=== MATERIAL FOR THE TASK ===

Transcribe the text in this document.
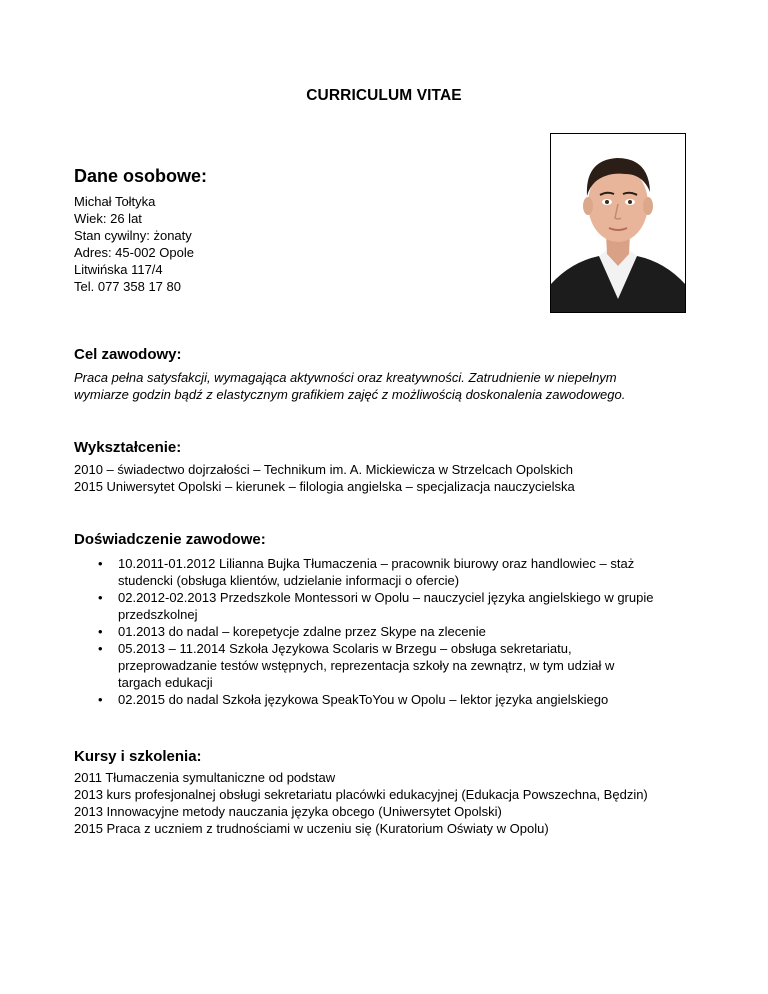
CURRICULUM VITAE
Dane osobowe:
Michał Tołtyka
Wiek: 26 lat
Stan cywilny: żonaty
Adres: 45-002 Opole
Litwińska 117/4
Tel. 077 358 17 80
Cel zawodowy:
Praca pełna satysfakcji, wymagająca aktywności oraz kreatywności. Zatrudnienie w niepełnym
wymiarze godzin bądź z elastycznym grafikiem zajęć z możliwością doskonalenia zawodowego.
Wykształcenie:
2010 – świadectwo dojrzałości – Technikum im. A. Mickiewicza w Strzelcach Opolskich
2015 Uniwersytet Opolski – kierunek – filologia angielska – specjalizacja nauczycielska
Doświadczenie zawodowe:
• 10.2011-01.2012 Lilianna Bujka Tłumaczenia – pracownik biurowy oraz handlowiec – staż
studencki (obsługa klientów, udzielanie informacji o ofercie)
• 02.2012-02.2013 Przedszkole Montessori w Opolu – nauczyciel języka angielskiego w grupie
przedszkolnej
• 01.2013 do nadal – korepetycje zdalne przez Skype na zlecenie
• 05.2013 – 11.2014 Szkoła Językowa Scolaris w Brzegu – obsługa sekretariatu,
przeprowadzanie testów wstępnych, reprezentacja szkoły na zewnątrz, w tym udział w
targach edukacji
• 02.2015 do nadal Szkoła językowa SpeakToYou w Opolu – lektor języka angielskiego
Kursy i szkolenia:
2011 Tłumaczenia symultaniczne od podstaw
2013 kurs profesjonalnej obsługi sekretariatu placówki edukacyjnej (Edukacja Powszechna, Będzin)
2013 Innowacyjne metody nauczania języka obcego (Uniwersytet Opolski)
2015 Praca z uczniem z trudnościami w uczeniu się (Kuratorium Oświaty w Opolu)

===

* REQUIRED WORK *
Transcribe the records above exactly as they appear, leaving out any pictures.

* COMPLETE OUTPUT *
Transcribe the text in this document.
CURRICULUM VITAE
Dane osobowe:
Michał Tołtyka
Wiek: 26 lat
Stan cywilny: żonaty
Adres: 45-002 Opole
Litwińska 117/4
Tel. 077 358 17 80
Cel zawodowy:
Praca pełna satysfakcji, wymagająca aktywności oraz kreatywności. Zatrudnienie w niepełnym
wymiarze godzin bądź z elastycznym grafikiem zajęć z możliwością doskonalenia zawodowego.
Wykształcenie:
2010 – świadectwo dojrzałości – Technikum im. A. Mickiewicza w Strzelcach Opolskich
2015 Uniwersytet Opolski – kierunek – filologia angielska – specjalizacja nauczycielska
Doświadczenie zawodowe:
• 10.2011-01.2012 Lilianna Bujka Tłumaczenia – pracownik biurowy oraz handlowiec – staż
studencki (obsługa klientów, udzielanie informacji o ofercie)
• 02.2012-02.2013 Przedszkole Montessori w Opolu – nauczyciel języka angielskiego w grupie
przedszkolnej
• 01.2013 do nadal – korepetycje zdalne przez Skype na zlecenie
• 05.2013 – 11.2014 Szkoła Językowa Scolaris w Brzegu – obsługa sekretariatu,
przeprowadzanie testów wstępnych, reprezentacja szkoły na zewnątrz, w tym udział w
targach edukacji
• 02.2015 do nadal Szkoła językowa SpeakToYou w Opolu – lektor języka angielskiego
Kursy i szkolenia:
2011 Tłumaczenia symultaniczne od podstaw
2013 kurs profesjonalnej obsługi sekretariatu placówki edukacyjnej (Edukacja Powszechna, Będzin)
2013 Innowacyjne metody nauczania języka obcego (Uniwersytet Opolski)
2015 Praca z uczniem z trudnościami w uczeniu się (Kuratorium Oświaty w Opolu)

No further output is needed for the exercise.